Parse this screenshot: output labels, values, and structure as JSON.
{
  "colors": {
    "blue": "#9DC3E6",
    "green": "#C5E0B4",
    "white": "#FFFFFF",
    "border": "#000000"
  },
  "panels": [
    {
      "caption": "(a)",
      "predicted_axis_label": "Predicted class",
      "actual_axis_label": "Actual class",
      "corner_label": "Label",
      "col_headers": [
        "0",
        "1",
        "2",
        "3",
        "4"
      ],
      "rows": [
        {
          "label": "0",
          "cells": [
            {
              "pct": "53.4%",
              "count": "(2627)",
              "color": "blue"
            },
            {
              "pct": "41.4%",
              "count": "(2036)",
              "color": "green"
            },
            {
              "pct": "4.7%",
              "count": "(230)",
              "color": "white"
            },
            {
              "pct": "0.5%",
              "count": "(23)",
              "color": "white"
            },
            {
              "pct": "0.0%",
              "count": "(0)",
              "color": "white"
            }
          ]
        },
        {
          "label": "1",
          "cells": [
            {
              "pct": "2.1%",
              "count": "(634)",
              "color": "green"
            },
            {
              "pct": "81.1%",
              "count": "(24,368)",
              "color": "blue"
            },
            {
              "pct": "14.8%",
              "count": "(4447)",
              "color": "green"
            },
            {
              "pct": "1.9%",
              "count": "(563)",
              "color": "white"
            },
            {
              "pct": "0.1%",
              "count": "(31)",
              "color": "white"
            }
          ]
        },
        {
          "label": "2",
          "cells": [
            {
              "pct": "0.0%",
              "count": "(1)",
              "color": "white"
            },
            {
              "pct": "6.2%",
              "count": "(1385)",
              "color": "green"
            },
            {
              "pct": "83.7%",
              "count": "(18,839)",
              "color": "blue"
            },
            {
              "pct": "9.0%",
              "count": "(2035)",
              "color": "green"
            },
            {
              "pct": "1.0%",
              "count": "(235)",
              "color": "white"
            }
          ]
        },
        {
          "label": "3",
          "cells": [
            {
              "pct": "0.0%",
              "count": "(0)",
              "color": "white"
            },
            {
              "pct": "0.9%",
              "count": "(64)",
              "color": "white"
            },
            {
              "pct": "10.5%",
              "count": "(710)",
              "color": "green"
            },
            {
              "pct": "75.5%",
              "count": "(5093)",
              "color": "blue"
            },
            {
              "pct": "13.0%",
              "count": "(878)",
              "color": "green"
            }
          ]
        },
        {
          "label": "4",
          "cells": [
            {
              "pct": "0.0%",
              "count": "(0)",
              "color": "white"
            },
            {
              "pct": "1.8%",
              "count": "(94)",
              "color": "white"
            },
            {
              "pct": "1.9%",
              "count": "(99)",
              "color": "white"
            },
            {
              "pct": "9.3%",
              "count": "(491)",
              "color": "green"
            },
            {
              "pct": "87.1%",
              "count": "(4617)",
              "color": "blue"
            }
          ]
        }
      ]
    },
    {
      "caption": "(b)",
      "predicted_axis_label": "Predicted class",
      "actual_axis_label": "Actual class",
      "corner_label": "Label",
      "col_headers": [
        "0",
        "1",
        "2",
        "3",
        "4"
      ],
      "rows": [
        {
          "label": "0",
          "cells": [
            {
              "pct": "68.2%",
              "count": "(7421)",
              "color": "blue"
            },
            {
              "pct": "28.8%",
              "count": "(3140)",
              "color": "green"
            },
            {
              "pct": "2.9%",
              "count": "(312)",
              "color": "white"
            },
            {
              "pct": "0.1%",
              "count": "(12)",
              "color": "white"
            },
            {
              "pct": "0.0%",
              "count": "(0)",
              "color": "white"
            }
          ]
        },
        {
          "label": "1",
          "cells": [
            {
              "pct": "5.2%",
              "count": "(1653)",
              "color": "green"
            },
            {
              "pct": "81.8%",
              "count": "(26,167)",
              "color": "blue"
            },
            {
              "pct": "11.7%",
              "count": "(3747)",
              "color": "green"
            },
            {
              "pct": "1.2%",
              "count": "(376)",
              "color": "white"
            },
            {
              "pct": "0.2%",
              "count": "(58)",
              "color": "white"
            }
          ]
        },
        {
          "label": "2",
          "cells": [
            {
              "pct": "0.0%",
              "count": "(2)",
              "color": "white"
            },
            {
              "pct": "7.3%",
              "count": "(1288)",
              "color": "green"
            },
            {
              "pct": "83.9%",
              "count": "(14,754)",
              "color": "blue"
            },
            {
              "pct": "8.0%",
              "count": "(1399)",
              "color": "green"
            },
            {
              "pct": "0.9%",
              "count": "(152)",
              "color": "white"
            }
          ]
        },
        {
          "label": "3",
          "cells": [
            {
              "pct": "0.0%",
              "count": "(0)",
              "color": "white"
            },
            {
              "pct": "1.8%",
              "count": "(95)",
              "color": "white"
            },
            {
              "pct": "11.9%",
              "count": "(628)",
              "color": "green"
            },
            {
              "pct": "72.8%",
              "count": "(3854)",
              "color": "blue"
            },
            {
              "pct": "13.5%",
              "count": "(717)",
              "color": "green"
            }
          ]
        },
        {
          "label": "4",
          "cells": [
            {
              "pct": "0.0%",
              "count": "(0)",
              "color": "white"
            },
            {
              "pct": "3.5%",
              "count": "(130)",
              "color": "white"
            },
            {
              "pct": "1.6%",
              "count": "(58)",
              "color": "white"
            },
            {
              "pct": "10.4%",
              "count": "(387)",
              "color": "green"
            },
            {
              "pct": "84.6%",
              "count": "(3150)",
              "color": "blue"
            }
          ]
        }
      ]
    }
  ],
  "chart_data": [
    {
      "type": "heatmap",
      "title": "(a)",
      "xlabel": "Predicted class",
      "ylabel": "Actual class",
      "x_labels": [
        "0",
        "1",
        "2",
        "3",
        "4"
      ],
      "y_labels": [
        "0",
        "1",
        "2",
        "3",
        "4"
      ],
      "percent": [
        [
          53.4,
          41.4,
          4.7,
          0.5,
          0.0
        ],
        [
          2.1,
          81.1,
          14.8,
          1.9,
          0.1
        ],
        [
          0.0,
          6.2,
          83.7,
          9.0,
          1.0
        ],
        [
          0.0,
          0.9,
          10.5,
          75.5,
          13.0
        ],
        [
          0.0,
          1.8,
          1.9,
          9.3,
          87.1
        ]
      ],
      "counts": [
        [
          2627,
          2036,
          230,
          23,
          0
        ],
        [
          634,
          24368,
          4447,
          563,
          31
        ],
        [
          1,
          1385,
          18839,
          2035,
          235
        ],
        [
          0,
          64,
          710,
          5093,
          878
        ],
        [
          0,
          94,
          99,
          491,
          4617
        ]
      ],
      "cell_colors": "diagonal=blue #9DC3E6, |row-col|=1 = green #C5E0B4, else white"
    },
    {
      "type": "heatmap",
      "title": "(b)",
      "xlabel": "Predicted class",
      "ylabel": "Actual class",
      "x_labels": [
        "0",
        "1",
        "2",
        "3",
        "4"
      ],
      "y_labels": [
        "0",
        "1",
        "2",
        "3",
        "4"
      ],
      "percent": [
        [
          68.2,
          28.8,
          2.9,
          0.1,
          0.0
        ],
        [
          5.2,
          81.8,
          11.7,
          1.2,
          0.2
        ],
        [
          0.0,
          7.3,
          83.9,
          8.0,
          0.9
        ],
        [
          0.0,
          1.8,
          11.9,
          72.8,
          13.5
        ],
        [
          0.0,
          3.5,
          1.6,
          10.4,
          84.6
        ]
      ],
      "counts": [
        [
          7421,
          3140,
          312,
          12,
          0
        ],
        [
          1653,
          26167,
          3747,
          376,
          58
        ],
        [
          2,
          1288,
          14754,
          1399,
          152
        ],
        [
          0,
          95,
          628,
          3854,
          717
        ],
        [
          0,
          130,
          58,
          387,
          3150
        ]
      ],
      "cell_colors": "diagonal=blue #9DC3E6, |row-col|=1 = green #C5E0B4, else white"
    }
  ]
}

──────────────────────────────

• _What you should do_: The lines above should be duplicated exactly.

• _Solution to this exercise_:
Parse this screenshot: output labels, values, and structure as JSON.
{
  "colors": {
    "blue": "#9DC3E6",
    "green": "#C5E0B4",
    "white": "#FFFFFF",
    "border": "#000000"
  },
  "panels": [
    {
      "caption": "(a)",
      "predicted_axis_label": "Predicted class",
      "actual_axis_label": "Actual class",
      "corner_label": "Label",
      "col_headers": [
        "0",
        "1",
        "2",
        "3",
        "4"
      ],
      "rows": [
        {
          "label": "0",
          "cells": [
            {
              "pct": "53.4%",
              "count": "(2627)",
              "color": "blue"
            },
            {
              "pct": "41.4%",
              "count": "(2036)",
              "color": "green"
            },
            {
              "pct": "4.7%",
              "count": "(230)",
              "color": "white"
            },
            {
              "pct": "0.5%",
              "count": "(23)",
              "color": "white"
            },
            {
              "pct": "0.0%",
              "count": "(0)",
              "color": "white"
            }
          ]
        },
        {
          "label": "1",
          "cells": [
            {
              "pct": "2.1%",
              "count": "(634)",
              "color": "green"
            },
            {
              "pct": "81.1%",
              "count": "(24,368)",
              "color": "blue"
            },
            {
              "pct": "14.8%",
              "count": "(4447)",
              "color": "green"
            },
            {
              "pct": "1.9%",
              "count": "(563)",
              "color": "white"
            },
            {
              "pct": "0.1%",
              "count": "(31)",
              "color": "white"
            }
          ]
        },
        {
          "label": "2",
          "cells": [
            {
              "pct": "0.0%",
              "count": "(1)",
              "color": "white"
            },
            {
              "pct": "6.2%",
              "count": "(1385)",
              "color": "green"
            },
            {
              "pct": "83.7%",
              "count": "(18,839)",
              "color": "blue"
            },
            {
              "pct": "9.0%",
              "count": "(2035)",
              "color": "green"
            },
            {
              "pct": "1.0%",
              "count": "(235)",
              "color": "white"
            }
          ]
        },
        {
          "label": "3",
          "cells": [
            {
              "pct": "0.0%",
              "count": "(0)",
              "color": "white"
            },
            {
              "pct": "0.9%",
              "count": "(64)",
              "color": "white"
            },
            {
              "pct": "10.5%",
              "count": "(710)",
              "color": "green"
            },
            {
              "pct": "75.5%",
              "count": "(5093)",
              "color": "blue"
            },
            {
              "pct": "13.0%",
              "count": "(878)",
              "color": "green"
            }
          ]
        },
        {
          "label": "4",
          "cells": [
            {
              "pct": "0.0%",
              "count": "(0)",
              "color": "white"
            },
            {
              "pct": "1.8%",
              "count": "(94)",
              "color": "white"
            },
            {
              "pct": "1.9%",
              "count": "(99)",
              "color": "white"
            },
            {
              "pct": "9.3%",
              "count": "(491)",
              "color": "green"
            },
            {
              "pct": "87.1%",
              "count": "(4617)",
              "color": "blue"
            }
          ]
        }
      ]
    },
    {
      "caption": "(b)",
      "predicted_axis_label": "Predicted class",
      "actual_axis_label": "Actual class",
      "corner_label": "Label",
      "col_headers": [
        "0",
        "1",
        "2",
        "3",
        "4"
      ],
      "rows": [
        {
          "label": "0",
          "cells": [
            {
              "pct": "68.2%",
              "count": "(7421)",
              "color": "blue"
            },
            {
              "pct": "28.8%",
              "count": "(3140)",
              "color": "green"
            },
            {
              "pct": "2.9%",
              "count": "(312)",
              "color": "white"
            },
            {
              "pct": "0.1%",
              "count": "(12)",
              "color": "white"
            },
            {
              "pct": "0.0%",
              "count": "(0)",
              "color": "white"
            }
          ]
        },
        {
          "label": "1",
          "cells": [
            {
              "pct": "5.2%",
              "count": "(1653)",
              "color": "green"
            },
            {
              "pct": "81.8%",
              "count": "(26,167)",
              "color": "blue"
            },
            {
              "pct": "11.7%",
              "count": "(3747)",
              "color": "green"
            },
            {
              "pct": "1.2%",
              "count": "(376)",
              "color": "white"
            },
            {
              "pct": "0.2%",
              "count": "(58)",
              "color": "white"
            }
          ]
        },
        {
          "label": "2",
          "cells": [
            {
              "pct": "0.0%",
              "count": "(2)",
              "color": "white"
            },
            {
              "pct": "7.3%",
              "count": "(1288)",
              "color": "green"
            },
            {
              "pct": "83.9%",
              "count": "(14,754)",
              "color": "blue"
            },
            {
              "pct": "8.0%",
              "count": "(1399)",
              "color": "green"
            },
            {
              "pct": "0.9%",
              "count": "(152)",
              "color": "white"
            }
          ]
        },
        {
          "label": "3",
          "cells": [
            {
              "pct": "0.0%",
              "count": "(0)",
              "color": "white"
            },
            {
              "pct": "1.8%",
              "count": "(95)",
              "color": "white"
            },
            {
              "pct": "11.9%",
              "count": "(628)",
              "color": "green"
            },
            {
              "pct": "72.8%",
              "count": "(3854)",
              "color": "blue"
            },
            {
              "pct": "13.5%",
              "count": "(717)",
              "color": "green"
            }
          ]
        },
        {
          "label": "4",
          "cells": [
            {
              "pct": "0.0%",
              "count": "(0)",
              "color": "white"
            },
            {
              "pct": "3.5%",
              "count": "(130)",
              "color": "white"
            },
            {
              "pct": "1.6%",
              "count": "(58)",
              "color": "white"
            },
            {
              "pct": "10.4%",
              "count": "(387)",
              "color": "green"
            },
            {
              "pct": "84.6%",
              "count": "(3150)",
              "color": "blue"
            }
          ]
        }
      ]
    }
  ],
  "chart_data": [
    {
      "type": "heatmap",
      "title": "(a)",
      "xlabel": "Predicted class",
      "ylabel": "Actual class",
      "x_labels": [
        "0",
        "1",
        "2",
        "3",
        "4"
      ],
      "y_labels": [
        "0",
        "1",
        "2",
        "3",
        "4"
      ],
      "percent": [
        [
          53.4,
          41.4,
          4.7,
          0.5,
          0.0
        ],
        [
          2.1,
          81.1,
          14.8,
          1.9,
          0.1
        ],
        [
          0.0,
          6.2,
          83.7,
          9.0,
          1.0
        ],
        [
          0.0,
          0.9,
          10.5,
          75.5,
          13.0
        ],
        [
          0.0,
          1.8,
          1.9,
          9.3,
          87.1
        ]
      ],
      "counts": [
        [
          2627,
          2036,
          230,
          23,
          0
        ],
        [
          634,
          24368,
          4447,
          563,
          31
        ],
        [
          1,
          1385,
          18839,
          2035,
          235
        ],
        [
          0,
          64,
          710,
          5093,
          878
        ],
        [
          0,
          94,
          99,
          491,
          4617
        ]
      ],
      "cell_colors": "diagonal=blue #9DC3E6, |row-col|=1 = green #C5E0B4, else white"
    },
    {
      "type": "heatmap",
      "title": "(b)",
      "xlabel": "Predicted class",
      "ylabel": "Actual class",
      "x_labels": [
        "0",
        "1",
        "2",
        "3",
        "4"
      ],
      "y_labels": [
        "0",
        "1",
        "2",
        "3",
        "4"
      ],
      "percent": [
        [
          68.2,
          28.8,
          2.9,
          0.1,
          0.0
        ],
        [
          5.2,
          81.8,
          11.7,
          1.2,
          0.2
        ],
        [
          0.0,
          7.3,
          83.9,
          8.0,
          0.9
        ],
        [
          0.0,
          1.8,
          11.9,
          72.8,
          13.5
        ],
        [
          0.0,
          3.5,
          1.6,
          10.4,
          84.6
        ]
      ],
      "counts": [
        [
          7421,
          3140,
          312,
          12,
          0
        ],
        [
          1653,
          26167,
          3747,
          376,
          58
        ],
        [
          2,
          1288,
          14754,
          1399,
          152
        ],
        [
          0,
          95,
          628,
          3854,
          717
        ],
        [
          0,
          130,
          58,
          387,
          3150
        ]
      ],
      "cell_colors": "diagonal=blue #9DC3E6, |row-col|=1 = green #C5E0B4, else white"
    }
  ]
}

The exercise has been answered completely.